Locate the string "this" throughout the material and copy every line in which it occurs.

(Data records)
■ ■ ■

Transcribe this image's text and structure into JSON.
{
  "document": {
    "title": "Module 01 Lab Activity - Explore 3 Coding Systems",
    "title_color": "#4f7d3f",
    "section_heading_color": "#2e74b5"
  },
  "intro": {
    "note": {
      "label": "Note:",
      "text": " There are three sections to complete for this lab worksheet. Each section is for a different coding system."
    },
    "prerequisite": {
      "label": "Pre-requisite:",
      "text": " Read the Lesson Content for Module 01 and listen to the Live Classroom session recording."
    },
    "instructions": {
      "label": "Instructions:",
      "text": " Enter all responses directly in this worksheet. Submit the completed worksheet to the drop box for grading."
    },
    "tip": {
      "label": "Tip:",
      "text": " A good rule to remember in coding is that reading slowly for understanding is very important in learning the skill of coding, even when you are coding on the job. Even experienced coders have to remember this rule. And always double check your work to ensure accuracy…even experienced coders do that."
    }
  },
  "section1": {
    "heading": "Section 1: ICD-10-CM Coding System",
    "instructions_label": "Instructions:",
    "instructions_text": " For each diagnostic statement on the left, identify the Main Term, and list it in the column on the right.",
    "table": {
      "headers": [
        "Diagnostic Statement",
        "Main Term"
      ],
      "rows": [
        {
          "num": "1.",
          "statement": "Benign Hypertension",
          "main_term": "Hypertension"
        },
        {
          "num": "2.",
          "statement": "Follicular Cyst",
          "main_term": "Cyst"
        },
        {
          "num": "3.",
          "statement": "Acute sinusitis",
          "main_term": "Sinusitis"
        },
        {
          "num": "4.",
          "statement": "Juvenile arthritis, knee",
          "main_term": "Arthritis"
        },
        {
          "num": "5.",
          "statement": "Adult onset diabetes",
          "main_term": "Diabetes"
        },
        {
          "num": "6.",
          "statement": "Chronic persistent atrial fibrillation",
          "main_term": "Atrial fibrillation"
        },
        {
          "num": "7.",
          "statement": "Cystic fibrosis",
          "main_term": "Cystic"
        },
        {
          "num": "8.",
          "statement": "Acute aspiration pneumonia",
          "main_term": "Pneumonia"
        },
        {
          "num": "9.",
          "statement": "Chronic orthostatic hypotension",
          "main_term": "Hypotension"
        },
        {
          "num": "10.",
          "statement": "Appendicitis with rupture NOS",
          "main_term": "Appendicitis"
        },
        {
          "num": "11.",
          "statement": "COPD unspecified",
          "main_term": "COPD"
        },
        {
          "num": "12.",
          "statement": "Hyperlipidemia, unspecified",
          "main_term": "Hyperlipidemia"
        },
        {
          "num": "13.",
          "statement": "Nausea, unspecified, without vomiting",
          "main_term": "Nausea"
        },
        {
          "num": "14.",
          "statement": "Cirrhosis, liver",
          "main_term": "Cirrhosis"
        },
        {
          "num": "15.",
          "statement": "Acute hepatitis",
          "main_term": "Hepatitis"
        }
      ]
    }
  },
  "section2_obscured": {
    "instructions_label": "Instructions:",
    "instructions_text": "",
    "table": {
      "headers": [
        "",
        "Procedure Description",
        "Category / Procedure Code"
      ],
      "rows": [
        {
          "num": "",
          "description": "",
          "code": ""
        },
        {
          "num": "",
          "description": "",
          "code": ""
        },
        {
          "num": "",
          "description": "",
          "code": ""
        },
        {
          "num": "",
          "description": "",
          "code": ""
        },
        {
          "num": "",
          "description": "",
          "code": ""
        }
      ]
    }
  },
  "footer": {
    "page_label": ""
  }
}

■ ■ ■

**Response below:**
Transcribe this image's text and structure into JSON.
      "text": " There are three sections to complete for this lab worksheet. Each section is for a different coding system."
      "text": " Enter all responses directly in this worksheet. Submit the completed worksheet to the drop box for grading."
      "text": " A good rule to remember in coding is that reading slowly for understanding is very important in learning the skill of coding, even when you are coding on the job. Even experienced coders have to remember this rule. And always double check your work to ensure accuracy…even experienced coders do that."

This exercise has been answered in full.